**Exercise prompt:** Show all lines from the data that include the word "Кванториум".
■ ■ ■ ■
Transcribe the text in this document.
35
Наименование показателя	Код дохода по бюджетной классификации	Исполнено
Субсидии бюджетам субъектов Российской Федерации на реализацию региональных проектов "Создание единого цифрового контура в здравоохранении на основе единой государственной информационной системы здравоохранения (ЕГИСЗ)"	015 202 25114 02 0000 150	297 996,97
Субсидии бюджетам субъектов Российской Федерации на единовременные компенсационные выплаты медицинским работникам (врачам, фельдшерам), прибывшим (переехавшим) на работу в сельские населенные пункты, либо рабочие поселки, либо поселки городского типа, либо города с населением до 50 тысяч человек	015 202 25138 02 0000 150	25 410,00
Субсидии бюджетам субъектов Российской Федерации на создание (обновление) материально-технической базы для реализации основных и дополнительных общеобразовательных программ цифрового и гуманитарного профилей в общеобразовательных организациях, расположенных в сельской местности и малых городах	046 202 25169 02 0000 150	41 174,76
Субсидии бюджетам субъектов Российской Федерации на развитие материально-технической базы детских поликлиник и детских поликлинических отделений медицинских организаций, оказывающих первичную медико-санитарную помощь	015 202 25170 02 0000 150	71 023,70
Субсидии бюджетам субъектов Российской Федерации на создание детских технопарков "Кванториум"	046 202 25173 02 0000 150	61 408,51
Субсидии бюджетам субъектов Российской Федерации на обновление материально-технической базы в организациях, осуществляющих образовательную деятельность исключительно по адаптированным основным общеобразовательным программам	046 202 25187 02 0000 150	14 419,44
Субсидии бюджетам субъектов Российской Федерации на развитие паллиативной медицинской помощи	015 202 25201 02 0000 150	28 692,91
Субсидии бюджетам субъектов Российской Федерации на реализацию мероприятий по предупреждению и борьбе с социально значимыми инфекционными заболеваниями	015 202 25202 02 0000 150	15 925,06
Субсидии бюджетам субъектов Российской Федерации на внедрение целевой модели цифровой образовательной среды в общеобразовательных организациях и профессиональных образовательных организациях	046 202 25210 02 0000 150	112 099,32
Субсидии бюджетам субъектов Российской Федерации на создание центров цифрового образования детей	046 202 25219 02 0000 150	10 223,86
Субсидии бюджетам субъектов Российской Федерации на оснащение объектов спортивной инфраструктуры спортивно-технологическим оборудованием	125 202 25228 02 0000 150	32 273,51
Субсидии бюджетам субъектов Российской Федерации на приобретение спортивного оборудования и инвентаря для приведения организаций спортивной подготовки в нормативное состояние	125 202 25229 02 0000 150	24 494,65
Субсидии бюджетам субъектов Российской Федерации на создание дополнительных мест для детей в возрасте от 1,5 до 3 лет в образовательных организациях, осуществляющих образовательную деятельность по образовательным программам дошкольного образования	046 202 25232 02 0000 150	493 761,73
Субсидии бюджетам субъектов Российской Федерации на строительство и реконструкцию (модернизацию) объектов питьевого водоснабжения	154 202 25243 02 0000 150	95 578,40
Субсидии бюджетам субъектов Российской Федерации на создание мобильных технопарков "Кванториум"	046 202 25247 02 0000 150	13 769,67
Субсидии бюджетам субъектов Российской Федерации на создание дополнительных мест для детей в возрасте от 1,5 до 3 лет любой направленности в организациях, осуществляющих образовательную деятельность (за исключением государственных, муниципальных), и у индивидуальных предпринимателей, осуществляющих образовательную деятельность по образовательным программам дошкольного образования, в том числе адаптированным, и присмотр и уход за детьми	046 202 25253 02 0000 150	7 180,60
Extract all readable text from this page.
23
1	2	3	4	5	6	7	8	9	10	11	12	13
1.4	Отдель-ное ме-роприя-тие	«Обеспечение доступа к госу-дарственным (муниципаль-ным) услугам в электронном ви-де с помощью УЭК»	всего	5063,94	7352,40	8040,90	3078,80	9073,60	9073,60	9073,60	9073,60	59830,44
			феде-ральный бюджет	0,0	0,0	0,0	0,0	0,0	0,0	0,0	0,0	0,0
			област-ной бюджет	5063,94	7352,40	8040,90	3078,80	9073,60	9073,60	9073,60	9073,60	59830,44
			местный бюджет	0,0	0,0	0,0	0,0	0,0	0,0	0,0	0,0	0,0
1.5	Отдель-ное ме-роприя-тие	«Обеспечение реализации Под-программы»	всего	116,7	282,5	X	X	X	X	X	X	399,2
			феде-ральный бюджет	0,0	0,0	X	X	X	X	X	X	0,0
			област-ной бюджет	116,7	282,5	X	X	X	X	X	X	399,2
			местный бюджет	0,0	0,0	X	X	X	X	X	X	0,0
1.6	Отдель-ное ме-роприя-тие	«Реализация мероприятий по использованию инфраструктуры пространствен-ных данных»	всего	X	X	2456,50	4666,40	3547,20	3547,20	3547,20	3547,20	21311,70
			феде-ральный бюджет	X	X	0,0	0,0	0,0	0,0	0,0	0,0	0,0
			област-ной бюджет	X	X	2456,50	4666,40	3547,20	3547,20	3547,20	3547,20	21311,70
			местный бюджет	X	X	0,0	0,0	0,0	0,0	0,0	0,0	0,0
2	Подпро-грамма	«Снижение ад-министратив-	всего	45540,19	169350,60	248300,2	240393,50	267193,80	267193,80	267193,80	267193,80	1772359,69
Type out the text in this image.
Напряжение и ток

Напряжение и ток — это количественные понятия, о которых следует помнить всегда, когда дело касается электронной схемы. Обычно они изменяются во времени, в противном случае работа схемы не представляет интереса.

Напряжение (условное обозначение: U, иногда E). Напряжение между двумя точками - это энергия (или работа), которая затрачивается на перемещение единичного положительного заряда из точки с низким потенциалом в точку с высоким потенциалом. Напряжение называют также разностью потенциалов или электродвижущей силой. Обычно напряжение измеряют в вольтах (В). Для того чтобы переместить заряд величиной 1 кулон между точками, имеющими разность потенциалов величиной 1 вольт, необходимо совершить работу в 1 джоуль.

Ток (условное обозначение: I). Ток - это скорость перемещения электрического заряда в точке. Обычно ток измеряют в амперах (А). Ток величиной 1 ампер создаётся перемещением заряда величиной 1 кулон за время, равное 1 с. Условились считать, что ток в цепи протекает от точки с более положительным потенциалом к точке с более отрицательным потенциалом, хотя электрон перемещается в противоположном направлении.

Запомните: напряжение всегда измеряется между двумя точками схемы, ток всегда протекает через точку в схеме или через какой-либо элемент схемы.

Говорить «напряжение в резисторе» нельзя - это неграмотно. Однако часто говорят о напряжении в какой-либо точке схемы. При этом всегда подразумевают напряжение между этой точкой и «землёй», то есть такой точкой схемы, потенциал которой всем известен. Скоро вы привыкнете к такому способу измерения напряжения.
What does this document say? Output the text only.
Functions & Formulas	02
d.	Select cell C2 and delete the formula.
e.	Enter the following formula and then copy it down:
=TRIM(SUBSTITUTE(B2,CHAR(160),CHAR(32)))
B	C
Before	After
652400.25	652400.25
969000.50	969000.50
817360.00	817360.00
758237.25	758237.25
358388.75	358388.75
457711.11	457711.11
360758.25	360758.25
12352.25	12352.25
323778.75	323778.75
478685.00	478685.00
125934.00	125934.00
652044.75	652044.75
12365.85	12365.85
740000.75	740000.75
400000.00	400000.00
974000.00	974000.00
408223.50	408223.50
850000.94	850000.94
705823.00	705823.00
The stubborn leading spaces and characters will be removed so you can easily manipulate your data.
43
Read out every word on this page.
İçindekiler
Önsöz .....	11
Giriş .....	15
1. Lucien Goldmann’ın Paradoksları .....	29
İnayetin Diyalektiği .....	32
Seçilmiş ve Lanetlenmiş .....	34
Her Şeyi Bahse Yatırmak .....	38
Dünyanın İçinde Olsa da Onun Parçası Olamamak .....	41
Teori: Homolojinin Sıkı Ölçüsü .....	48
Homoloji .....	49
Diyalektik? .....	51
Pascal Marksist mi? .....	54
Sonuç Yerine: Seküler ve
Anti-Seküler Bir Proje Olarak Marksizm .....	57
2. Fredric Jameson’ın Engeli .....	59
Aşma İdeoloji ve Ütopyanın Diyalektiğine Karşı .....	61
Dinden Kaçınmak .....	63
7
■ ■ ■ ■
**Full output:**
Субсидии бюджетам субъектов Российской Федерации на создание детских технопарков "Кванториум"	046 202 25173 02 0000 150	61 408,51
Субсидии бюджетам субъектов Российской Федерации на создание мобильных технопарков "Кванториум"	046 202 25247 02 0000 150	13 769,67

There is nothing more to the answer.